Data records:
↓↓↓

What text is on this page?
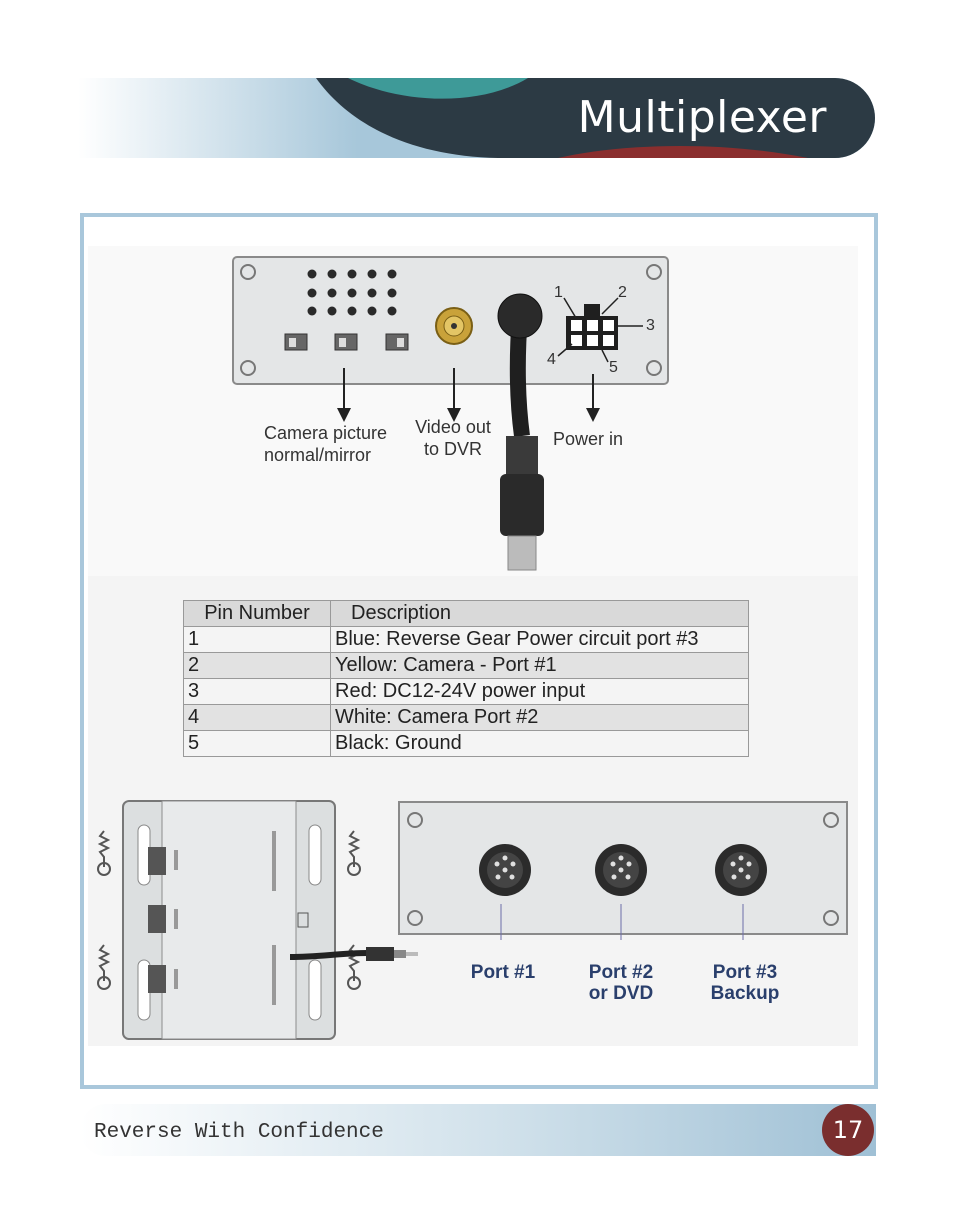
Multiplexer
1	2
3
4	5
Camera picture
normal/mirror
Video out
to DVR	Power in
Pin Number	Description
1	Blue: Reverse Gear Power circuit port #3
2	Yellow: Camera - Port #1
3	Red: DC12-24V power input
4	White: Camera Port #2
5	Black: Ground
Port #1	Port #2
or DVD
Port #3
Backup
Reverse With Confidence	17
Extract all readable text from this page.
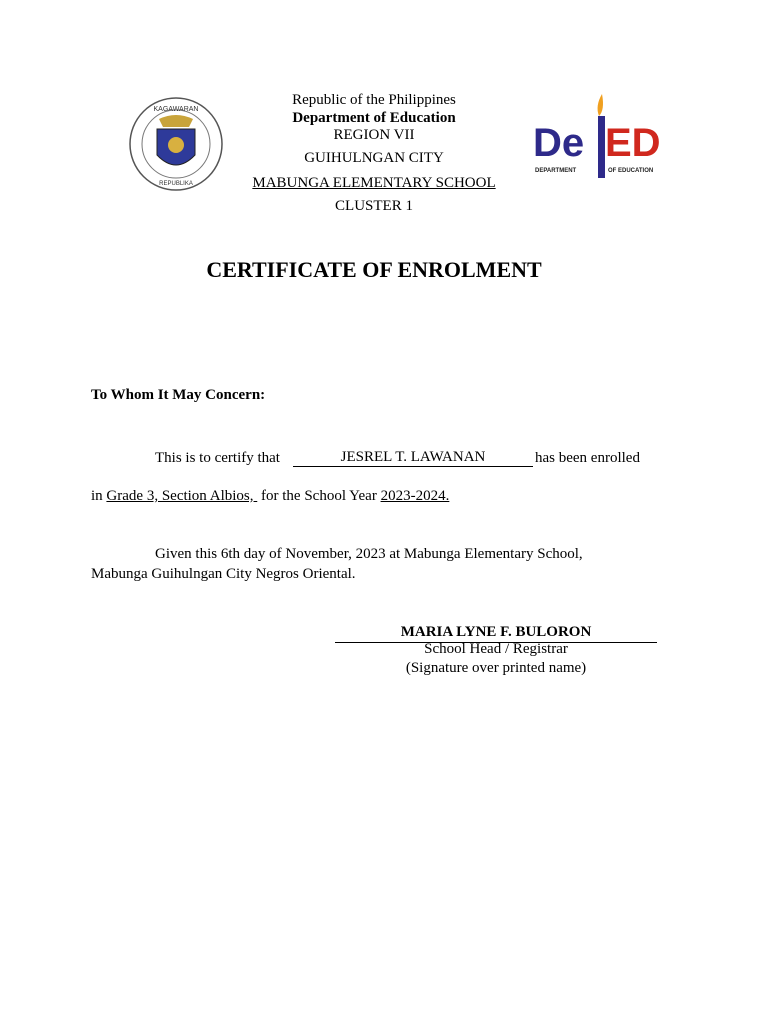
KAGAWARAN
REPUBLIKA
De ED
DEPARTMENT	OF EDUCATION
Republic of the Philippines
Department of Education
REGION VII
GUIHULNGAN CITY
MABUNGA ELEMENTARY SCHOOL
CLUSTER 1
CERTIFICATE OF ENROLMENT
To Whom It May Concern:
This is to certify that	JESREL T. LAWANAN	has been enrolled
in Grade 3, Section Albios,  for the School Year 2023-2024.
Given this 6th day of November, 2023 at Mabunga Elementary School,
Mabunga Guihulngan City Negros Oriental.
MARIA LYNE F. BULORON
School Head / Registrar
(Signature over printed name)
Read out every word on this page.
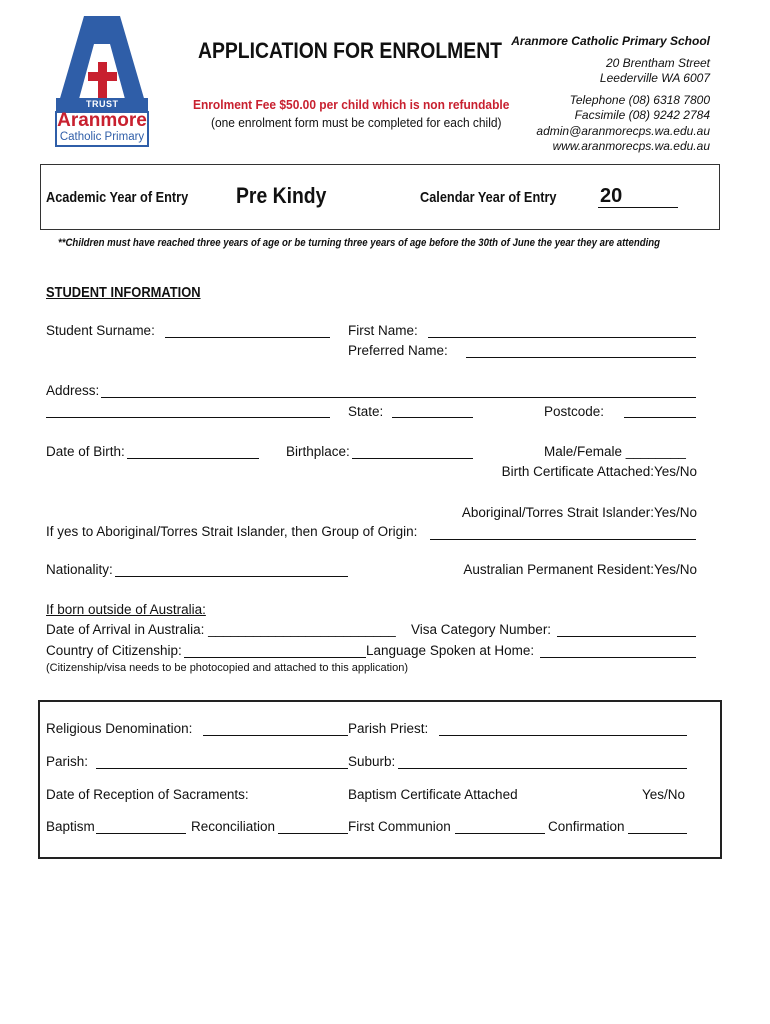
TRUST
Aranmore
Catholic Primary
APPLICATION FOR ENROLMENT
Enrolment Fee $50.00 per child which is non refundable
(one enrolment form must be completed for each child)
Aranmore Catholic Primary School
20 Brentham Street
Leederville WA 6007
Telephone (08) 6318 7800
Facsimile (08) 9242 2784
admin@aranmorecps.wa.edu.au
www.aranmorecps.wa.edu.au
Academic Year of Entry Pre Kindy	Calendar Year of Entry 20
**Children must have reached three years of age or be turning three years of age before the 30th of June the year they are attending
STUDENT INFORMATION
Student Surname:	First Name:
Preferred Name:
Address:
State:	Postcode:
Date of Birth:	Birthplace:	Male/Female ________
Birth Certificate Attached:Yes/No
Aboriginal/Torres Strait Islander:Yes/No
If yes to Aboriginal/Torres Strait Islander, then Group of Origin:
Nationality:	Australian Permanent Resident:Yes/No
If born outside of Australia:
Date of Arrival in Australia: _________________________ Visa Category Number:
Country of Citizenship:	Language Spoken at Home:
(Citizenship/visa needs to be photocopied and attached to this application)
Religious Denomination:	Parish Priest:
Parish:	Suburb:
Date of Reception of Sacraments:	Baptism Certificate Attached	Yes/No
Baptism	Reconciliation	First Communion	Confirmation
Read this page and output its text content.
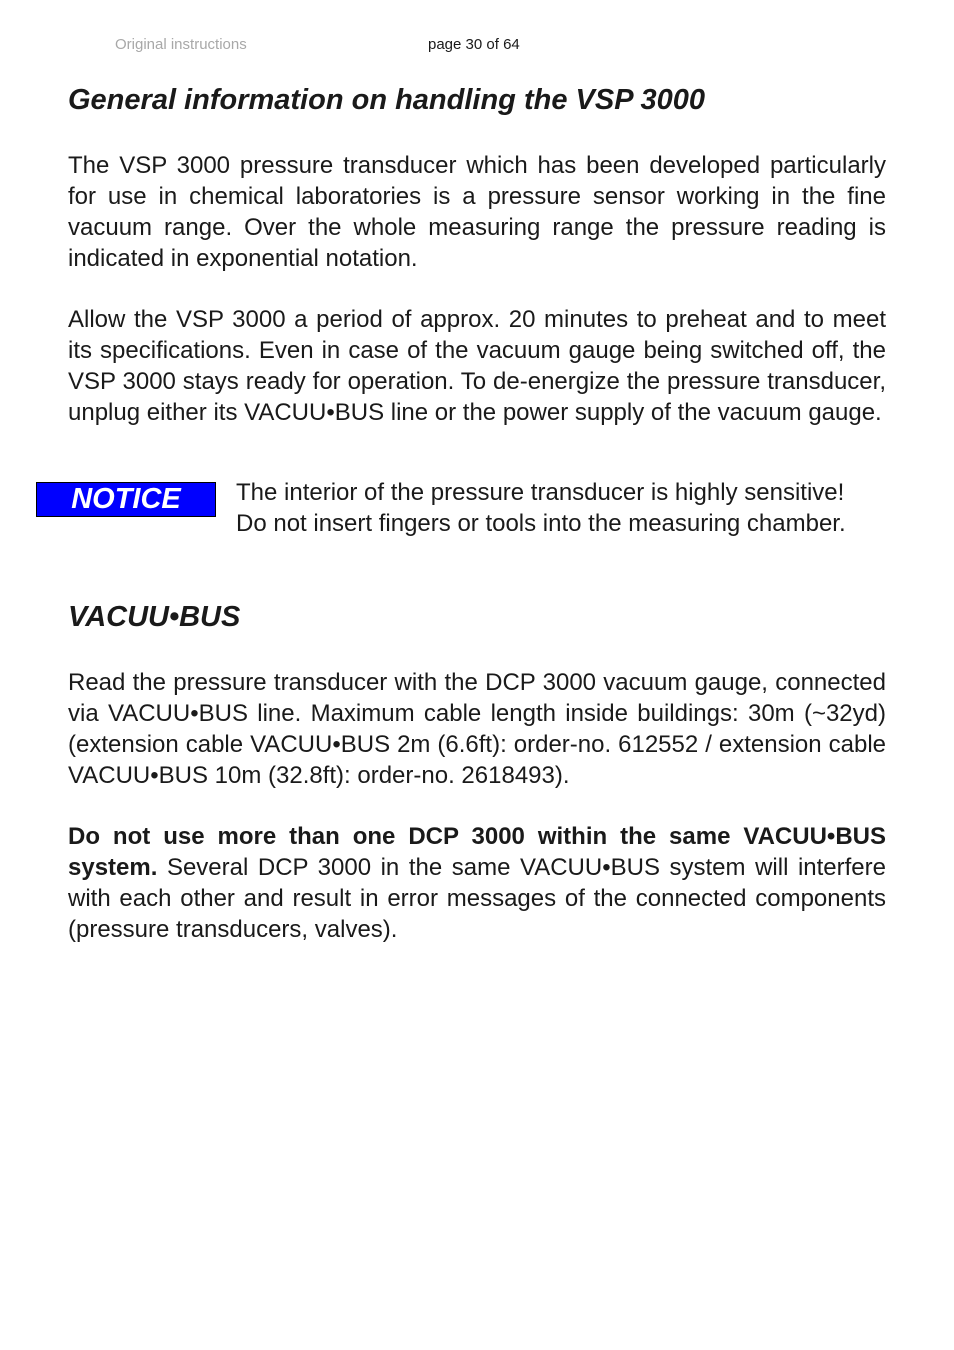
Original instructions	page 30 of 64
General information on handling the VSP 3000

The VSP 3000 pressure transducer which has been developed particularly for use in chemical laboratories is a pressure sensor working in the fine vacuum range. Over the whole measuring range the pressure reading is indicated in exponential notation.

Allow the VSP 3000 a period of approx. 20 minutes to preheat and to meet its specifications. Even in case of the vacuum gauge being switched off, the VSP 3000 stays ready for operation. To de-energize the pressure transducer, unplug either its VACUU•BUS line or the power supply of the vacuum gauge.

NOTICE	The interior of the pressure transducer is highly sensitive!
Do not insert fingers or tools into the measuring chamber.

VACUU•BUS

Read the pressure transducer with the DCP 3000 vacuum gauge, connected via VACUU•BUS line. Maximum cable length inside buildings: 30m (~32yd) (extension cable VACUU•BUS 2m (6.6ft): order-no. 612552 / extension cable VACUU•BUS 10m (32.8ft): order-no. 2618493).

Do not use more than one DCP 3000 within the same VACUU•BUS system. Several DCP 3000 in the same VACUU•BUS system will interfere with each other and result in error messages of the connected components (pressure transducers, valves).
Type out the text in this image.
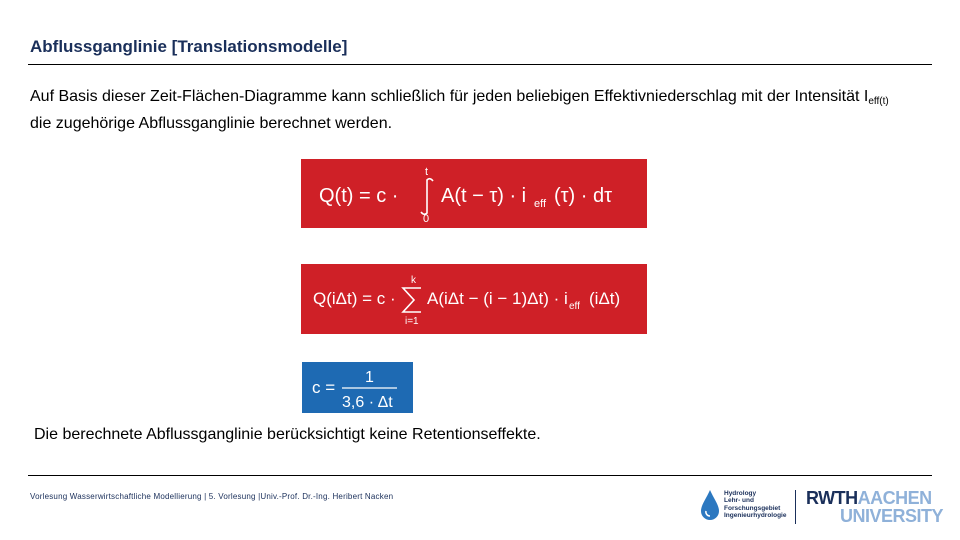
Abflussganglinie [Translationsmodelle]
Auf Basis dieser Zeit-Flächen-Diagramme kann schließlich für jeden beliebigen Effektivniederschlag mit der Intensität $I_{eff(t)}$ die zugehörige Abflussganglinie berechnet werden.
Q(t) = c ·
t
0
A(t − τ) · i eff (τ) · dτ
Q(iΔt) = c ·
k
i=1
A(iΔt − (i − 1)Δt) · i eff (iΔt)
c =
1
3,6 · Δt
Die berechnete Abflussganglinie berücksichtigt keine Retentionseffekte.
Vorlesung Wasserwirtschaftliche Modellierung | 5. Vorlesung |Univ.-Prof. Dr.-Ing. Heribert Nacken	Hydrology
Lehr- und
Forschungsgebiet
Ingenieurhydrologie
RWTHAACHEN
UNIVERSITY
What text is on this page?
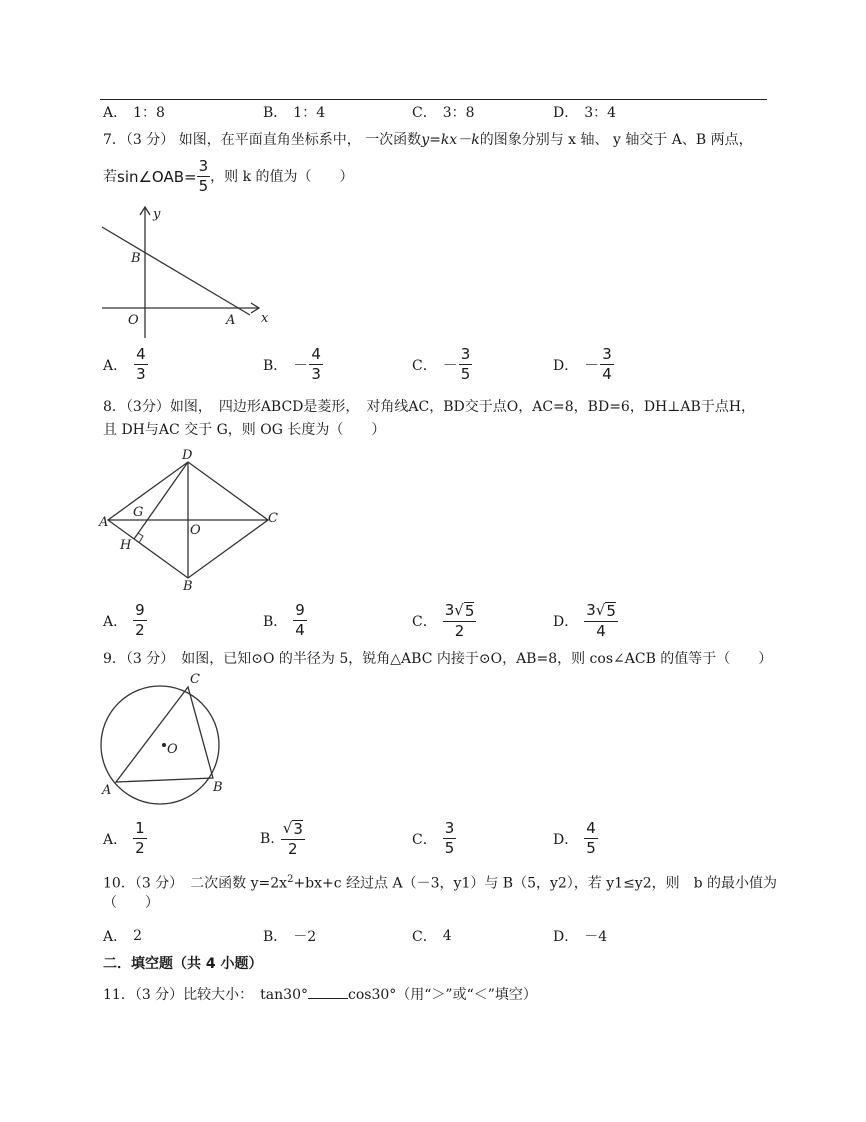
A． 1：8	B． 1：4	C． 3：8	D． 3：4
7．（3 分） 如图，在平面直角坐标系中， 一次函数y=kx－k的图象分别与 x 轴、 y 轴交于 A、B 两点，
若 sin∠OAB= $\frac{3}{5}$ ，则 k 的值为（　　）
y
x
B
O	A
A． $\frac{4}{3}$	B． － $\frac{4}{3}$	C． － $\frac{3}{5}$	D． － $\frac{3}{4}$
8．（3分）如图，　四边形ABCD是菱形，　对角线AC，BD交于点O，AC=8，BD=6，DH⊥AB于点H，
且 DH与AC 交于 G，则 OG 长度为（　　）
D
A
G
O
C
H
B
A． $\frac{9}{2}$	B． $\frac{9}{4}$	C． $\frac{3 √ 5}{2}$	D． $\frac{3 √ 5}{4}$
9．（3 分）　如图，已知⊙O 的半径为 5，锐角△ABC 内接于⊙O，AB=8，则 cos∠ACB 的值等于（　　）
C
O
A	B
A． $\frac{1}{2}$	B. $\frac{√ 3}{2}$	C． $\frac{3}{5}$	D． $\frac{4}{5}$
10．（3 分）　二次函数 $y=2x^2+bx+c$ 经过点 A（－3，y1）与 B（5，y2），若 y1≤y2，则　b 的最小值为
（　　）
A． 2	B． －2	C． 4	D． －4
二．填空题（共 4 小题）
11．（3 分）比较大小：　tan30°	cos30°（用“＞”或“＜”填空）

↑↑↑

- [EXERCISE INSTRUCTIONS]
Your answer should be a single number: the count of lines containing the word "been".

- [PROBLEM SOLUTION]
2